Reproduce verbatim the passage of the post on cheerleading uniform copyright starting with "According to the" and going on through "and other garments.".

─── Selection

Posted by Steve Vondran | Mar 22, 2017 | 0 Comments

Copyright Law 2017 Updates – Decorative Elements of Cheerleading Uniforms can be subject to copyright protection!  Give me a V-I-C-T-O-R-Y!


A recent big win for Varsity Brands, Inc. (“Varsity”) one of the country's largest suppliers of cheerleading uniforms.   By a 6-2 vote of the US Supreme Court Justices Varsity's competitor – Star Athletica – a supplier of cheerleading apparel that contained similar zig-zag design elements, was liable for federal copyright infringement.  Here is a link to the cheerleading uniform copyright case.  You can see the various designs at issue by clicking on this link.

Case facts

According to the case:

Respondents Varsity Brands, Inc., Varsity Spirit Corporation, and Varsity Spirit Fashions & Supplies, Inc., design, make, and sell cheerleading uniforms. Respondents have obtained or acquired more than 200 U. S. copyright registrations for two-dimensional designs appearing on the surface of their uniforms and other garments.

──────
─── Data shown

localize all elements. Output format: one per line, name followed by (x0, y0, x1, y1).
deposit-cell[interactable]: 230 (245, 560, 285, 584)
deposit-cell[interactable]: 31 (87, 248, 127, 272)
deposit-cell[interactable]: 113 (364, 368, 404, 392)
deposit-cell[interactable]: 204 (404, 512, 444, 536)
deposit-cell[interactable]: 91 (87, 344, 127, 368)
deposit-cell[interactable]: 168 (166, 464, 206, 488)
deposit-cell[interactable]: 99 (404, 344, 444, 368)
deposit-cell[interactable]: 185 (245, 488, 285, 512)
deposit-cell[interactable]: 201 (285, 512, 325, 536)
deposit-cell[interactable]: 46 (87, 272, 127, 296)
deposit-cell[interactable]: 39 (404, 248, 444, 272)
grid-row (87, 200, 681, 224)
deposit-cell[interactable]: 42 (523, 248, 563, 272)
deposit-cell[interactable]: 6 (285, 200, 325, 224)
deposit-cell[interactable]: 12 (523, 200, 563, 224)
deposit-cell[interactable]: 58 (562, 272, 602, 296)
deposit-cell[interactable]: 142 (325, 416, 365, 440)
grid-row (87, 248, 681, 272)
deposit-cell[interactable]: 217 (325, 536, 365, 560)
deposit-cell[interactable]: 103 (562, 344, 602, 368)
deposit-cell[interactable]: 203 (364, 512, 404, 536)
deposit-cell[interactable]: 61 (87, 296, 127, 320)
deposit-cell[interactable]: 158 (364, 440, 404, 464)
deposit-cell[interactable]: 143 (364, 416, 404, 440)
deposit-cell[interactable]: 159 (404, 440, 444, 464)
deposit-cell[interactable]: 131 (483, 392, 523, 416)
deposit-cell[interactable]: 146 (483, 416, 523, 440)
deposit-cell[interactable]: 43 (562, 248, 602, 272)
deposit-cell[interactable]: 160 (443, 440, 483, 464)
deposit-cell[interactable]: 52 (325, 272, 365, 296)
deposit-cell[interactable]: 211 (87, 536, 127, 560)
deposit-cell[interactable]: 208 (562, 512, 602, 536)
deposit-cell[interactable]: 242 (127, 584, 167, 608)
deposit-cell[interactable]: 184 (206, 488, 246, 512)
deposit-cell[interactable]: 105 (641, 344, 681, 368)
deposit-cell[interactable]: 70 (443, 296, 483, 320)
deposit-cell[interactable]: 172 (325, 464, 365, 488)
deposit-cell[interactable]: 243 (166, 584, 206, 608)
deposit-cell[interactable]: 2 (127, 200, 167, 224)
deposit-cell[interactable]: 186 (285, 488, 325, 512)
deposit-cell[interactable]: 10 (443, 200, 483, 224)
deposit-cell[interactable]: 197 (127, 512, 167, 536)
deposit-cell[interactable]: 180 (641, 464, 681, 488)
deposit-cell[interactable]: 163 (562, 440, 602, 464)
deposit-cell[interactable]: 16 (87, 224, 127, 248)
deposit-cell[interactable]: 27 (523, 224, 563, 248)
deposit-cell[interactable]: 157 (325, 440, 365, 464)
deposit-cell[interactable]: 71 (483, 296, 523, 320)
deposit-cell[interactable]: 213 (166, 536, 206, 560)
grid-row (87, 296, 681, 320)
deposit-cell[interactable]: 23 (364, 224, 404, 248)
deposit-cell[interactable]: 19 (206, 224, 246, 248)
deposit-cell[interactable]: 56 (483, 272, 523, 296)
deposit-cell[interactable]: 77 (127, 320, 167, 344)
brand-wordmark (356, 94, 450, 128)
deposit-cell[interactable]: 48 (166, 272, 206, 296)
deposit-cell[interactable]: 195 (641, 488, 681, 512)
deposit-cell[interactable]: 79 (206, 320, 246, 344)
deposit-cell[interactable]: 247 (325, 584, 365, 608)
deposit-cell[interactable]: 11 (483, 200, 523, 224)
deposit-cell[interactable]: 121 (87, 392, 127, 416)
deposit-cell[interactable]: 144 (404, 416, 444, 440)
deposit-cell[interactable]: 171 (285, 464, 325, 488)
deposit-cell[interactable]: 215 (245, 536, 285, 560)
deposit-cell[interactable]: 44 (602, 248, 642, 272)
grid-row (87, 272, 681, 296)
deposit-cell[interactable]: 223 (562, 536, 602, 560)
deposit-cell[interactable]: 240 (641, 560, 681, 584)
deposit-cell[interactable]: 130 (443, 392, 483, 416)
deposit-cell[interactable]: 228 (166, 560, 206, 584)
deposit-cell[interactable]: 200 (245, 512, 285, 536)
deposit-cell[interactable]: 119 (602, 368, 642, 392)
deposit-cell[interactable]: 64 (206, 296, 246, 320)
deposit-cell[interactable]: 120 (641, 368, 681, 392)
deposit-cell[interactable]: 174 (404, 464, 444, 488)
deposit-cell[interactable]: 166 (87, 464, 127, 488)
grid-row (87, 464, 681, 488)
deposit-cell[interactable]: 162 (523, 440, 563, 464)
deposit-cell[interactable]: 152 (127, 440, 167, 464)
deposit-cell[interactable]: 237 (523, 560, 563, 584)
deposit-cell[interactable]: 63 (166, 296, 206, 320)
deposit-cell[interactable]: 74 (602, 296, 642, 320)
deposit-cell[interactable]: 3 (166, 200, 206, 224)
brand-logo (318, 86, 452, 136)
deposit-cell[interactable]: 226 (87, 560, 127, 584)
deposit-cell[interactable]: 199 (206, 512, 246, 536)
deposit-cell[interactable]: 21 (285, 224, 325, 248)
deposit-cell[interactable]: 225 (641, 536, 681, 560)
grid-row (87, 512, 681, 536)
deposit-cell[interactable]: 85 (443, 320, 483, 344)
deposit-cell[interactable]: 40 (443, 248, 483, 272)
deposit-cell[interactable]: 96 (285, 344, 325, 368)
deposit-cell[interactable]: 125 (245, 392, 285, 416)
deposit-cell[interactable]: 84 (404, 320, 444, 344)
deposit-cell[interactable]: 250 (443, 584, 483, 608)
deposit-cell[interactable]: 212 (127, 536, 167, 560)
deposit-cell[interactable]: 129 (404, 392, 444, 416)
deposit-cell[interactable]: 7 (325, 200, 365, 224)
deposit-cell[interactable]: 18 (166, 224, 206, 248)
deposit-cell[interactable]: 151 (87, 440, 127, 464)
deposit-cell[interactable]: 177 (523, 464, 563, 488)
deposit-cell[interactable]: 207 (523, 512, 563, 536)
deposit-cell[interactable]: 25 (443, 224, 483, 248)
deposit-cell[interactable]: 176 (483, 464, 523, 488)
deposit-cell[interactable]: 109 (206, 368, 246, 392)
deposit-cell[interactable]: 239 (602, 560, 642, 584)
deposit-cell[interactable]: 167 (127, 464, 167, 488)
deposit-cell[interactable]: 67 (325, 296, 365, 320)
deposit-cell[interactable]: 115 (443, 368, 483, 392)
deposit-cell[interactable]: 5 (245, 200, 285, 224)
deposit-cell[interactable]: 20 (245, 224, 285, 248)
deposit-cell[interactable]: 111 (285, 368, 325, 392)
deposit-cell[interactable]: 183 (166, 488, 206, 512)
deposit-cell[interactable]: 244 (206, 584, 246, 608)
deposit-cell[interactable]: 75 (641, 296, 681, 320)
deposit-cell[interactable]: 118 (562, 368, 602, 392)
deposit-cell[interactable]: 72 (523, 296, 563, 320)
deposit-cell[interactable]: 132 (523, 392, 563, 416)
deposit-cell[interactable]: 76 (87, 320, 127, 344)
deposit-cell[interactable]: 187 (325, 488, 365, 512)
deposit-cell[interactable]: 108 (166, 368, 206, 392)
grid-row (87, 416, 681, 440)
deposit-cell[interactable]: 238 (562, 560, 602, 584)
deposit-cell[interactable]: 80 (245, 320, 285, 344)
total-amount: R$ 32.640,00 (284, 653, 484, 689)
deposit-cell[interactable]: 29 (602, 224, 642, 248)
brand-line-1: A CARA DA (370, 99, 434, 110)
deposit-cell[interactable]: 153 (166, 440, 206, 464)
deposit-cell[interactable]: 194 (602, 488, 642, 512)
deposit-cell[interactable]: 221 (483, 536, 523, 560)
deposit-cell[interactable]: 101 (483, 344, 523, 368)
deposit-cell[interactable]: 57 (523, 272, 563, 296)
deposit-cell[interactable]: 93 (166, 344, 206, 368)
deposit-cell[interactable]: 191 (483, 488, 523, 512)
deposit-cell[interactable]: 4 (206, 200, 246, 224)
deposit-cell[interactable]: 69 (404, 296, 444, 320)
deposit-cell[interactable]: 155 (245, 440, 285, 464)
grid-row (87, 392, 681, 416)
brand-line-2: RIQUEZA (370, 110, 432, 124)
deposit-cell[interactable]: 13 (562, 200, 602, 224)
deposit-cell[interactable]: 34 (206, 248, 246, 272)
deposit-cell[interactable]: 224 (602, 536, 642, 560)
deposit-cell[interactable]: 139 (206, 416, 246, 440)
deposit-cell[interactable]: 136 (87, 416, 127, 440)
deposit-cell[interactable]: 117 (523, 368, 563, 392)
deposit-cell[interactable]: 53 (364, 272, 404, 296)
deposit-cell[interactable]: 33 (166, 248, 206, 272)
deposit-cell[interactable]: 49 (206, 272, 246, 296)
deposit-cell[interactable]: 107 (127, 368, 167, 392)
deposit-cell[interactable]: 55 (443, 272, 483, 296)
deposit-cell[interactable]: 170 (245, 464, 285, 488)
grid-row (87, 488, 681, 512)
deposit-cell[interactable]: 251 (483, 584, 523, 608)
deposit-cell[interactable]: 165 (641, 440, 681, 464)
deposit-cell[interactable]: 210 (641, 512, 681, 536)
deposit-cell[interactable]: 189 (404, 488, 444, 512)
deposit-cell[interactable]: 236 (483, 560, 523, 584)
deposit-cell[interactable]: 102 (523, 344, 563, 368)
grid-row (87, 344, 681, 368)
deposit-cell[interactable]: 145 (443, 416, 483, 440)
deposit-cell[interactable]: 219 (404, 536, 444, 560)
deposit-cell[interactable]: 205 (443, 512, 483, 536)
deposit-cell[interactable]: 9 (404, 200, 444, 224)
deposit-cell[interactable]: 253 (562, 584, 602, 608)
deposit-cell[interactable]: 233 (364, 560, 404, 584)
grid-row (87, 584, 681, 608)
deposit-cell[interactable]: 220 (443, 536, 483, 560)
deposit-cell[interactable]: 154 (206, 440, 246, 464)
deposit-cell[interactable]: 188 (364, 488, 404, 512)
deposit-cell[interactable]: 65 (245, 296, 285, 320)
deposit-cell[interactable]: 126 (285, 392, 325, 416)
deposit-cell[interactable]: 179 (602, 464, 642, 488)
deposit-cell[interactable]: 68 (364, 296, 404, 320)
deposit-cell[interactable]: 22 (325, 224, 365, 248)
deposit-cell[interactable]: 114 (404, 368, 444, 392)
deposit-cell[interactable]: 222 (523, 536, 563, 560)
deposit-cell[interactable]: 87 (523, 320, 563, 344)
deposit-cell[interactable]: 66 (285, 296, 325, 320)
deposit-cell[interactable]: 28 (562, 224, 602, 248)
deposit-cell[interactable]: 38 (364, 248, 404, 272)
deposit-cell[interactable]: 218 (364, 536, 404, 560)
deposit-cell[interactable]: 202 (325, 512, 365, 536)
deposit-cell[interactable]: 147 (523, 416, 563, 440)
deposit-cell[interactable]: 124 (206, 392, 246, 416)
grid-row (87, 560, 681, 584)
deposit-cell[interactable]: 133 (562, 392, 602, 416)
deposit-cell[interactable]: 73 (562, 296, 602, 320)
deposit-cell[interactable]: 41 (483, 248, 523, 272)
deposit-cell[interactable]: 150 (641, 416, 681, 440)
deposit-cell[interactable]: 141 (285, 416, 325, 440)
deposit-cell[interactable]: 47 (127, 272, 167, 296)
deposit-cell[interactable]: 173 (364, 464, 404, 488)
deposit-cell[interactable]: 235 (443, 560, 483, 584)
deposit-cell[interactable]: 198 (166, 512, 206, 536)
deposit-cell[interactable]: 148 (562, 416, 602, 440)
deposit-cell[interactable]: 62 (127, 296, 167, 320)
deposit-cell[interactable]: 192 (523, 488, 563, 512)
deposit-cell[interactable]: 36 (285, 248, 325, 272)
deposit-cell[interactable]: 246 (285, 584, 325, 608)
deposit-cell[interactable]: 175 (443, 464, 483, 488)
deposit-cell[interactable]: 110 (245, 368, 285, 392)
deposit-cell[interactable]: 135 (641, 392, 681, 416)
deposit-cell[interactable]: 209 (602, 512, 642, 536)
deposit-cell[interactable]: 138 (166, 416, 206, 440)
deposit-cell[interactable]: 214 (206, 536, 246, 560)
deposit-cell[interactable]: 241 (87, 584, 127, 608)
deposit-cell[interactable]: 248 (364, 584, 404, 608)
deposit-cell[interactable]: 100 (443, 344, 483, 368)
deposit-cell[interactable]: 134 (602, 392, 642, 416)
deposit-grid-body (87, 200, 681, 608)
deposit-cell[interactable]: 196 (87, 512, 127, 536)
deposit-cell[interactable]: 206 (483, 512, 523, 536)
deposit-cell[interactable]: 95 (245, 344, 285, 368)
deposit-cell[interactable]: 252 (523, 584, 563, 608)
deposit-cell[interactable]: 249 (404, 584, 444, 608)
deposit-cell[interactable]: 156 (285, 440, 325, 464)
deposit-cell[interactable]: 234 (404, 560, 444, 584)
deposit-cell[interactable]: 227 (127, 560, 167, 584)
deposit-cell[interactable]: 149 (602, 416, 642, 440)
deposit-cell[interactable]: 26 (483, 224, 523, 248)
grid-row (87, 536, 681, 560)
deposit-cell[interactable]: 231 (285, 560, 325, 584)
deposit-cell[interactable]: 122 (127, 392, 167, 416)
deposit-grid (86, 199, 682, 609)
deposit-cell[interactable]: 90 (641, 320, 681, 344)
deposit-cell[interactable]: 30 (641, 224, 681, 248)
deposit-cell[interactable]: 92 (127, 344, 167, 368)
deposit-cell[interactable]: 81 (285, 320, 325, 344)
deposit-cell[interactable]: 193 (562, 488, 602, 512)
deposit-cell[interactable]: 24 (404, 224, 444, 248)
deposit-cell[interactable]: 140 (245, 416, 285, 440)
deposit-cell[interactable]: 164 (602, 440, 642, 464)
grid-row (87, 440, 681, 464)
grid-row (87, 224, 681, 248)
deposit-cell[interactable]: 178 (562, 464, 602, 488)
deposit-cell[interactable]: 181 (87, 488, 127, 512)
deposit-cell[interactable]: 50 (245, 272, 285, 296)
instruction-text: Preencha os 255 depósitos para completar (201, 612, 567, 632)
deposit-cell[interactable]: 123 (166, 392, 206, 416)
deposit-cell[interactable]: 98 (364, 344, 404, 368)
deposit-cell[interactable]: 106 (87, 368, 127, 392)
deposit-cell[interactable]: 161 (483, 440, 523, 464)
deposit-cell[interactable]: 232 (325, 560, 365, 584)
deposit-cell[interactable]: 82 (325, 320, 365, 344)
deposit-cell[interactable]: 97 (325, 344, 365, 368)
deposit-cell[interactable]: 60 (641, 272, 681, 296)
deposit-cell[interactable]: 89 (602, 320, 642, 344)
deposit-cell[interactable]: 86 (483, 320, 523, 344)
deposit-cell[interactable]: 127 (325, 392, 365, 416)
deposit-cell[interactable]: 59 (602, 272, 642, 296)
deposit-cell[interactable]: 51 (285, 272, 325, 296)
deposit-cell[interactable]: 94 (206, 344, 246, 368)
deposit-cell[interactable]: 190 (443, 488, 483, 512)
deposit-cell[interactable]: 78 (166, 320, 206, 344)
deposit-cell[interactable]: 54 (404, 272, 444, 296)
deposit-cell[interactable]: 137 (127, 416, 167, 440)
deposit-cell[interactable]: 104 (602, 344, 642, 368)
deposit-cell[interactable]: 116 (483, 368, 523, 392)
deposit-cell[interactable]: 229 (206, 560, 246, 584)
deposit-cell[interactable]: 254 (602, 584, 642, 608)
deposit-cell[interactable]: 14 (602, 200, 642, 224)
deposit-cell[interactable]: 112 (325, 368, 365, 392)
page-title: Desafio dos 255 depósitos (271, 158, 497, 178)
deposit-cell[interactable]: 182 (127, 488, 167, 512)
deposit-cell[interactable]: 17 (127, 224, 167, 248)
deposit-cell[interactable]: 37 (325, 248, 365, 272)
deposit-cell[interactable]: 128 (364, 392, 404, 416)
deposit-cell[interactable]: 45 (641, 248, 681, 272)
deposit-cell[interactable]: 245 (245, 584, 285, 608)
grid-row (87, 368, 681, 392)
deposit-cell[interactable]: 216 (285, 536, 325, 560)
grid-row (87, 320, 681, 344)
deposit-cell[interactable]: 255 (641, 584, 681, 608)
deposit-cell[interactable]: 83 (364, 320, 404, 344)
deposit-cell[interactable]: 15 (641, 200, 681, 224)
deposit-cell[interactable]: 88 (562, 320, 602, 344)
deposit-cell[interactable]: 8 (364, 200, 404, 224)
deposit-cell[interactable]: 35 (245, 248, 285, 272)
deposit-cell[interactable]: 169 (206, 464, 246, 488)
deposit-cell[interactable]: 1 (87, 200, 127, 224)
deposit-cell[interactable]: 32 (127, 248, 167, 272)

──────

Response =
According to the case:

Respondents Varsity Brands, Inc., Varsity Spirit Corporation, and Varsity Spirit Fashions & Supplies, Inc., design, make, and sell cheerleading uniforms. Respondents have obtained or acquired more than 200 U. S. copyright registrations for two-dimensional designs appearing on the surface of their uniforms and other garments.